| PROMPT A |
Repeat the passage of the automated income verification interview starting with "To learn more" and going on through "data and taxes.".
| PROMPT B |
Decide whether each statement agrees with the interview on automated income verification: (i) Rob Strickland is the CRO of VeriFast; (ii) creating a complete financial summary can take up to 40 hours of labor; (iii) Strickland names reliance on manual checks and balances as the biggest challenge for lenders and underwriters. For each, answer yes or no and quote the deciding words of the interview.

Rob Strickland: Automated Income Verification Saves Lenders Time, Money, Aggravation


PERSON OF THE WEEK: As rates rise and home sales stagnate, mortgage lenders will be looking for ways to reduce operating costs and improve customer service through their digital channels. Those that have not yet considered automated income verification will probably be looking at this new technology as an option.

To learn more about the advantages automated income verification can deliver for m mortgage lenders, MortgageOrb recently interviewed Rob Strickland, CRO of VeriFast.

Q: In your experience, what are the most common challenges for those charged with verifying income?

Strickland: For lenders and underwriters, the biggest challenge is the reliance on manual checks and balances that act as a speed bump throughout the loan approval lifecycle. 

Historically, there has been a heavy reliance on operations teams verifying paper paystubs or bank statements. From start to finish, creating a complete financial summary can take 10 to 15 hours of labor and multiple days of back-and-forth communication to gather and verify all valid income, assets, employment data and taxes.

| RAW DATA |
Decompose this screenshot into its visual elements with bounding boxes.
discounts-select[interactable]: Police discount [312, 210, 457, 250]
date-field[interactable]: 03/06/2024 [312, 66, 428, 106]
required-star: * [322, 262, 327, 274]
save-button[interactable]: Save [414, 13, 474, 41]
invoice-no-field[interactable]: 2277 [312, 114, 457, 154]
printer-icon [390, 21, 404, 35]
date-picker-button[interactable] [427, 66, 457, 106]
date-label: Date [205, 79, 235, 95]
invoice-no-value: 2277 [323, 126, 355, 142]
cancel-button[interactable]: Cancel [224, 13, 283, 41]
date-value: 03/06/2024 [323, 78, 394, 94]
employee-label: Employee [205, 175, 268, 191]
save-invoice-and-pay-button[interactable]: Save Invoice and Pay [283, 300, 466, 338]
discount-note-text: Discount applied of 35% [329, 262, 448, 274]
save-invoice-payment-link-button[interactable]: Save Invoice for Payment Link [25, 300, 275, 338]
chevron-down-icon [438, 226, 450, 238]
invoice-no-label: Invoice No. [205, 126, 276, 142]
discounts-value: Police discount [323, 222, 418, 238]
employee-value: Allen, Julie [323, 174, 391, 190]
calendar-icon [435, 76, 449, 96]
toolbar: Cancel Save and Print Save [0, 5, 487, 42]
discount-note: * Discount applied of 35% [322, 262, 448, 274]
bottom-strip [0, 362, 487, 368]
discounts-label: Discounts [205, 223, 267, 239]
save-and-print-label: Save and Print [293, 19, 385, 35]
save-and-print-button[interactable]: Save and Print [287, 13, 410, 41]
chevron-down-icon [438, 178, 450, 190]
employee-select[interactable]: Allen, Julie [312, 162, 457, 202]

| FINAL ANSWER A |
To learn more about the advantages automated income verification can deliver for m mortgage lenders, MortgageOrb recently interviewed Rob Strickland, CRO of VeriFast.

Q: In your experience, what are the most common challenges for those charged with verifying income?

Strickland: For lenders and underwriters, the biggest challenge is the reliance on manual checks and balances that act as a speed bump throughout the loan approval lifecycle. 

Historically, there has been a heavy reliance on operations teams verifying paper paystubs or bank statements. From start to finish, creating a complete financial summary can take 10 to 15 hours of labor and multiple days of back-and-forth communication to gather and verify all valid income, assets, employment data and taxes.

| FINAL ANSWER B |
(i) Yes: "Rob Strickland, CRO of VeriFast"
(ii) No: "can take 10 to 15 hours of labor"
(iii) Yes: "the biggest challenge is the reliance on manual checks and balances"